TASK DIRECTIONS: Rewrite every line of both items below as a JSON list of strings, one string per line, leaving out blank lines. Leave the pictures out of the answer.

[Position data for elements]
====================
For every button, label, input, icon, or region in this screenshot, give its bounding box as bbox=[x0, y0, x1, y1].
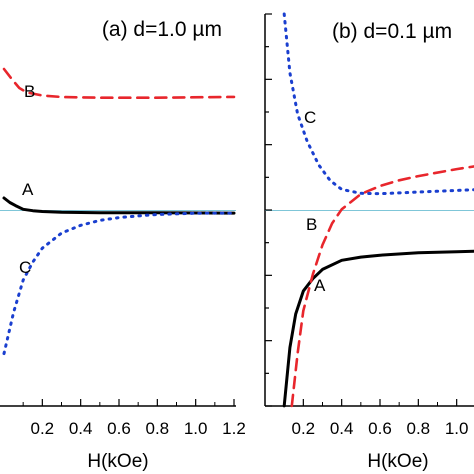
panel-a-series-a bbox=[2, 196, 236, 215]
panel-a-label-c: C bbox=[19, 258, 31, 277]
panel-b-x-tick-label: 1.0 bbox=[445, 419, 469, 438]
panel-a-x-tick-label: 0.4 bbox=[69, 419, 93, 438]
panel-a-series-b bbox=[2, 67, 236, 99]
panel-b-x-tick-label: 0.6 bbox=[368, 419, 392, 438]
panel-a-series bbox=[2, 67, 236, 356]
panel-a-label-b: B bbox=[24, 82, 35, 101]
panel-b-xlabel: H(kOe) bbox=[367, 451, 428, 472]
panel-a-x-tick-label: 0.8 bbox=[146, 419, 170, 438]
panel-a-x-tick-label: 1.2 bbox=[222, 419, 246, 438]
panel-b-label-a: A bbox=[314, 276, 326, 295]
panel-a: 0.2 0.4 0.6 0.8 1.0 1.2 (a) d=1.0 µm H(kOe) B… bbox=[0, 18, 246, 472]
panel-b-title: (b) d=0.1 µm bbox=[332, 20, 452, 43]
panel-a-xlabel: H(kOe) bbox=[87, 451, 148, 472]
panel-a-ticks: 0.2 0.4 0.6 0.8 1.0 1.2 bbox=[22, 399, 246, 438]
panel-b-ticks: 0.2 0.4 0.6 0.8 1.0 bbox=[265, 13, 469, 438]
panel-a-x-tick-label: 1.0 bbox=[184, 419, 208, 438]
panel-b-x-tick-label: 0.8 bbox=[407, 419, 431, 438]
panel-b-x-tick-label: 0.2 bbox=[292, 419, 316, 438]
panel-a-series-c bbox=[2, 211, 236, 356]
panel-a-x-tick-label: 0.2 bbox=[31, 419, 55, 438]
panel-b: 0.2 0.4 0.6 0.8 1.0 (b) d=0.1 µm H(kOe) C B … bbox=[264, 12, 474, 472]
panel-b-series-b bbox=[290, 165, 474, 408]
panel-b-label-c: C bbox=[304, 108, 316, 127]
panel-b-series-c bbox=[282, 12, 474, 196]
panel-a-x-tick-label: 0.6 bbox=[107, 419, 131, 438]
panel-b-x-tick-label: 0.4 bbox=[330, 419, 354, 438]
panel-a-label-a: A bbox=[22, 180, 34, 199]
panel-b-series-a bbox=[282, 249, 474, 408]
panel-a-title: (a) d=1.0 µm bbox=[102, 18, 222, 41]
panel-b-label-b: B bbox=[306, 215, 317, 234]
panel-b-series bbox=[282, 12, 474, 408]
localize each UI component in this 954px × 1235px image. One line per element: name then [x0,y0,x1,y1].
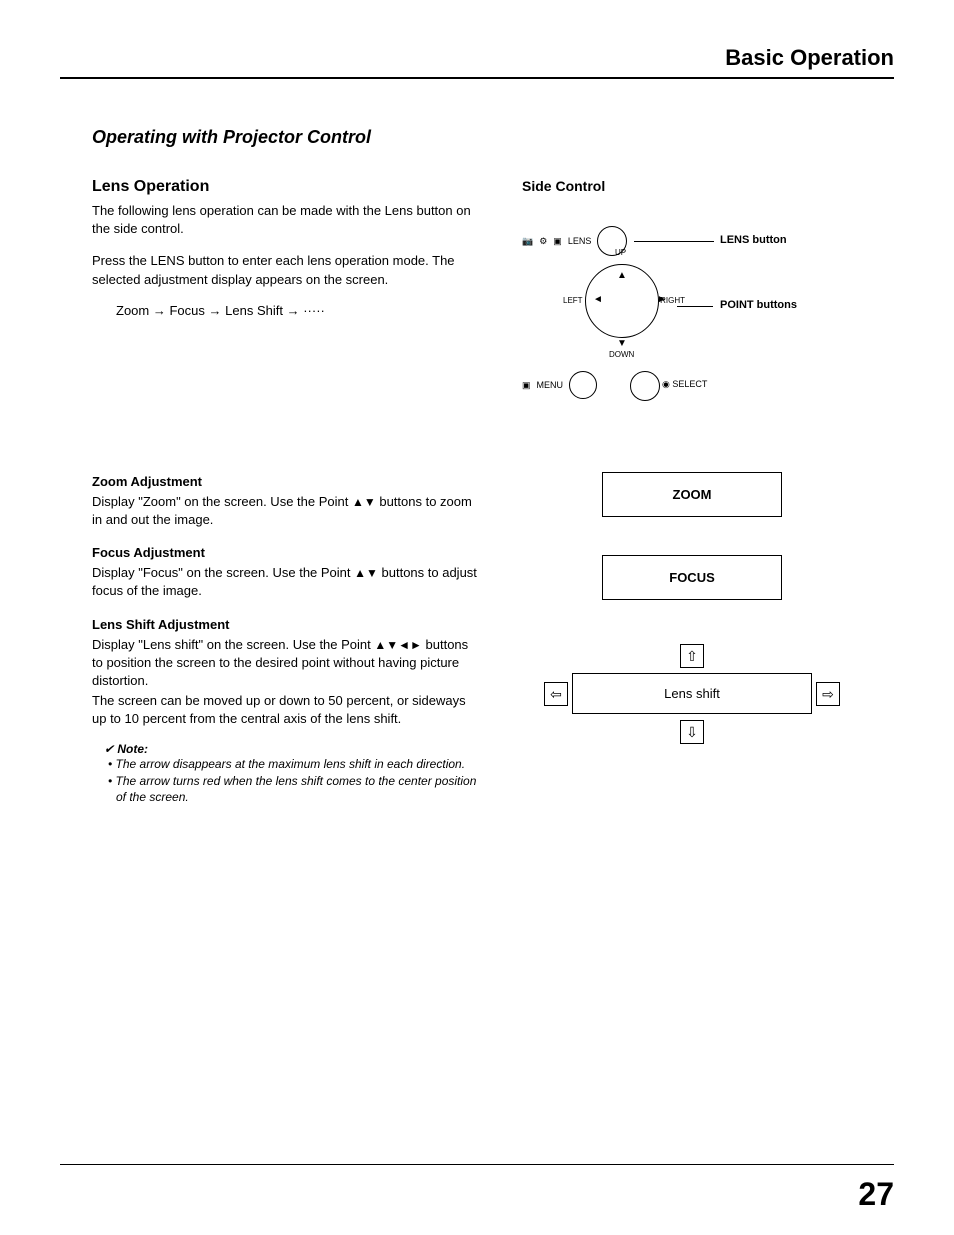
zoom-heading: Zoom Adjustment [92,474,482,489]
dpad-diagram: UP DOWN LEFT RIGHT ▲ ▼ ◄ ► [567,246,677,356]
content-columns: Lens Operation The following lens operat… [92,178,894,805]
callout-line-point [677,306,713,307]
note-item-2: • The arrow turns red when the lens shif… [104,773,482,805]
note-item-1: • The arrow disappears at the maximum le… [104,756,482,772]
select-icon: ◉ [662,379,672,389]
arrow-down-icon: ⇩ [680,720,704,744]
lens-operation-p2: Press the LENS button to enter each lens… [92,252,482,288]
select-label: SELECT [672,379,707,389]
dpad-down-label: DOWN [609,350,634,359]
menu-button-circle [569,371,597,399]
camera-icon: 📷 [522,236,533,247]
seq-dots: ····· [303,303,325,318]
seq-zoom: Zoom [116,303,149,318]
focus-display-box: FOCUS [602,555,782,600]
lens-operation-p1: The following lens operation can be made… [92,202,482,238]
lens-label: LENS [568,236,592,246]
focus-text: Display "Focus" on the screen. Use the P… [92,564,482,600]
menu-label: MENU [537,380,564,390]
select-button-circle [630,371,660,401]
dpad-left-label: LEFT [563,296,583,305]
seq-lensshift: Lens Shift [225,303,283,318]
note-block: ✔ Note: • The arrow disappears at the ma… [92,742,482,805]
seq-focus: Focus [169,303,204,318]
note-heading: ✔ Note: [104,742,482,756]
main-title: Operating with Projector Control [92,127,894,148]
zoom-display-box: ZOOM [602,472,782,517]
settings-icon: ⚙ [539,236,547,247]
arrow-right-icon: ⇨ [816,682,840,706]
right-column: Side Control 📷 ⚙ ▣ LENS LENS button UP D… [522,178,862,805]
check-icon: ✔ [104,742,117,756]
header-title: Basic Operation [725,45,894,70]
page-number: 27 [858,1176,894,1213]
lensshift-text2: The screen can be moved up or down to 50… [92,692,482,728]
lens-operation-heading: Lens Operation [92,178,482,196]
select-row: ◉ SELECT [662,379,707,390]
triangle-up-down-icon: ▲▼ [352,495,376,509]
arrow-icon: → [287,303,304,318]
screen-icon: ▣ [553,236,562,247]
footer-divider [60,1164,894,1165]
lens-callout: LENS button [720,234,787,246]
callout-line-lens [634,241,714,242]
triangle-all-icon: ▲▼◄► [374,638,422,652]
arrow-up-icon: ⇧ [680,644,704,668]
lensshift-diagram: ⇧ ⇩ ⇦ ⇨ Lens shift [542,638,842,748]
point-callout: POINT buttons [720,299,797,311]
arrow-left-icon: ⇦ [544,682,568,706]
menu-icon: ▣ [522,380,531,391]
dpad-up-label: UP [615,248,626,257]
page-header: Basic Operation [60,45,894,79]
arrow-icon: → [153,303,170,318]
arrow-icon: → [209,303,226,318]
side-control-diagram: 📷 ⚙ ▣ LENS LENS button UP DOWN LEFT RIGH… [522,206,842,406]
lensshift-text1: Display "Lens shift" on the screen. Use … [92,636,482,691]
focus-heading: Focus Adjustment [92,545,482,560]
menu-row: ▣ MENU [522,371,597,399]
side-control-heading: Side Control [522,178,862,194]
triangle-up-down-icon: ▲▼ [354,566,378,580]
lensshift-heading: Lens Shift Adjustment [92,617,482,632]
lens-sequence: Zoom → Focus → Lens Shift → ····· [116,303,482,318]
left-column: Lens Operation The following lens operat… [92,178,482,805]
lensshift-display-box: Lens shift [572,673,812,714]
zoom-text: Display "Zoom" on the screen. Use the Po… [92,493,482,529]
====================
RESPONSE FOR THIS EXERCISE:
[
  "For every button, label, input, icon, or region in this screenshot, give its bounding box as bbox=[x0, y0, x1, y1].",
  "panel-a-series-a bbox=[2, 196, 236, 215]",
  "panel-a-label-c: C bbox=[19, 258, 31, 277]",
  "panel-b-x-tick-label: 1.0 bbox=[445, 419, 469, 438]",
  "panel-a-x-tick-label: 0.4 bbox=[69, 419, 93, 438]",
  "panel-a-series-b bbox=[2, 67, 236, 99]",
  "panel-b-x-tick-label: 0.6 bbox=[368, 419, 392, 438]",
  "panel-a-series bbox=[2, 67, 236, 356]",
  "panel-a-label-b: B bbox=[24, 82, 35, 101]",
  "panel-b-xlabel: H(kOe) bbox=[367, 451, 428, 472]",
  "panel-a-x-tick-label: 0.8 bbox=[146, 419, 170, 438]",
  "panel-a-x-tick-label: 1.2 bbox=[222, 419, 246, 438]",
  "panel-b-label-a: A bbox=[314, 276, 326, 295]",
  "panel-a: 0.2 0.4 0.6 0.8 1.0 1.2 (a) d=1.0 µm H(kOe) B… bbox=[0, 18, 246, 472]",
  "panel-b-title: (b) d=0.1 µm bbox=[332, 20, 452, 43]",
  "panel-a-xlabel: H(kOe) bbox=[87, 451, 148, 472]",
  "panel-a-ticks: 0.2 0.4 0.6 0.8 1.0 1.2 bbox=[22, 399, 246, 438]",
  "panel-b-ticks: 0.2 0.4 0.6 0.8 1.0 bbox=[265, 13, 469, 438]",
  "panel-a-x-tick-label: 1.0 bbox=[184, 419, 208, 438]",
  "panel-b-x-tick-label: 0.8 bbox=[407, 419, 431, 438]",
  "panel-b-x-tick-label: 0.2 bbox=[292, 419, 316, 438]",
  "panel-a-series-c bbox=[2, 211, 236, 356]",
  "panel-a-x-tick-label: 0.2 bbox=[31, 419, 55, 438]",
  "panel-b: 0.2 0.4 0.6 0.8 1.0 (b) d=0.1 µm H(kOe) C B … bbox=[264, 12, 474, 472]",
  "panel-b-series-b bbox=[290, 165, 474, 408]",
  "panel-b-label-c: C bbox=[304, 108, 316, 127]",
  "panel-b-series-c bbox=[282, 12, 474, 196]",
  "panel-a-x-tick-label: 0.6 bbox=[107, 419, 131, 438]",
  "panel-b-x-tick-label: 0.4 bbox=[330, 419, 354, 438]",
  "panel-a-label-a: A bbox=[22, 180, 34, 199]",
  "panel-b-series-a bbox=[282, 249, 474, 408]",
  "panel-a-title: (a) d=1.0 µm bbox=[102, 18, 222, 41]",
  "panel-b-label-b: B bbox=[306, 215, 317, 234]",
  "panel-b-series bbox=[282, 12, 474, 408]",
  "localize each UI component in this 954px × 1235px image. One line per element: name then [x0,y0,x1,y1].",
  "zoom-heading: Zoom Adjustment [92,474,482,489]",
  "dpad-diagram: UP DOWN LEFT RIGHT ▲ ▼ ◄ ► [567,246,677,356]",
  "content-columns: Lens Operation The following lens operat… [92,178,894,805]",
  "callout-line-point [677,306,713,307]",
  "note-item-2: • The arrow turns red when the lens shif… [104,773,482,805]",
  "note-item-1: • The arrow disappears at the maximum le… [104,756,482,772]",
  "select-icon: ◉ [662,379,672,389]",
  "arrow-down-icon: ⇩ [680,720,704,744]",
  "lens-operation-p2: Press the LENS button to enter each lens… [92,252,482,288]",
  "select-label: SELECT [672,379,707,389]",
  "dpad-down-label: DOWN [609,350,634,359]",
  "menu-button-circle [569,371,597,399]",
  "camera-icon: 📷 [522,236,533,247]",
  "seq-dots: ····· [303,303,325,318]",
  "seq-zoom: Zoom [116,303,149,318]",
  "focus-display-box: FOCUS [602,555,782,600]",
  "lens-operation-p1: The following lens operation can be made… [92,202,482,238]",
  "lens-label: LENS [568,236,592,246]",
  "focus-text: Display \"Focus\" on the screen. Use the P… [92,564,482,600]",
  "menu-label: MENU [537,380,564,390]",
  "select-button-circle [630,371,660,401]",
  "dpad-left-label: LEFT [563,296,583,305]",
  "seq-lensshift: Lens Shift [225,303,283,318]",
  "note-block: ✔ Note: • The arrow disappears at the ma… [92,742,482,805]",
  "seq-focus: Focus [169,303,204,318]",
  "note-heading: ✔ Note: [104,742,482,756]",
  "main-title: Operating with Projector Control [92,127,894,148]",
  "zoom-display-box: ZOOM [602,472,782,517]",
  "settings-icon: ⚙ [539,236,547,247]",
  "arrow-right-icon: ⇨ [816,682,840,706]",
  "right-column: Side Control 📷 ⚙ ▣ LENS LENS button UP D… [522,178,862,805]",
  "check-icon: ✔ [104,742,117,756]",
  "header-title: Basic Operation [725,45,894,70]",
  "page-number: 27 [858,1176,894,1213]",
  "lensshift-text2: The screen can be moved up or down to 50… [92,692,482,728]",
  "lens-operation-heading: Lens Operation [92,178,482,196]",
  "select-row: ◉ SELECT [662,379,707,390]",
  "triangle-up-down-icon: ▲▼ [352,495,376,509]",
  "arrow-icon: → [287,303,304,318]",
  "screen-icon: ▣ [553,236,562,247]",
  "footer-divider [60,1164,894,1165]",
  "lens-callout: LENS button [720,234,787,246]",
  "callout-line-lens [634,241,714,242]",
  "triangle-all-icon: ▲▼◄► [374,638,422,652]",
  "arrow-up-icon: ⇧ [680,644,704,668]",
  "lensshift-diagram: ⇧ ⇩ ⇦ ⇨ Lens shift [542,638,842,748]",
  "point-callout: POINT buttons [720,299,797,311]",
  "arrow-left-icon: ⇦ [544,682,568,706]",
  "menu-icon: ▣ [522,380,531,391]",
  "dpad-up-label: UP [615,248,626,257]",
  "page-header: Basic Operation [60,45,894,79]",
  "arrow-icon: → [153,303,170,318]",
  "arrow-icon: → [209,303,226,318]",
  "side-control-diagram: 📷 ⚙ ▣ LENS LENS button UP DOWN LEFT RIGH… [522,206,842,406]",
  "lensshift-text1: Display \"Lens shift\" on the screen. Use … [92,636,482,691]",
  "focus-heading: Focus Adjustment [92,545,482,560]",
  "menu-row: ▣ MENU [522,371,597,399]",
  "side-control-heading: Side Control [522,178,862,194]",
  "triangle-up-down-icon: ▲▼ [354,566,378,580]",
  "lensshift-heading: Lens Shift Adjustment [92,617,482,632]",
  "lens-sequence: Zoom → Focus → Lens Shift → ····· [116,303,482,318]",
  "left-column: Lens Operation The following lens operat… [92,178,482,805]",
  "lensshift-display-box: Lens shift [572,673,812,714]",
  "zoom-text: Display \"Zoom\" on the screen. Use the Po… [92,493,482,529]"
]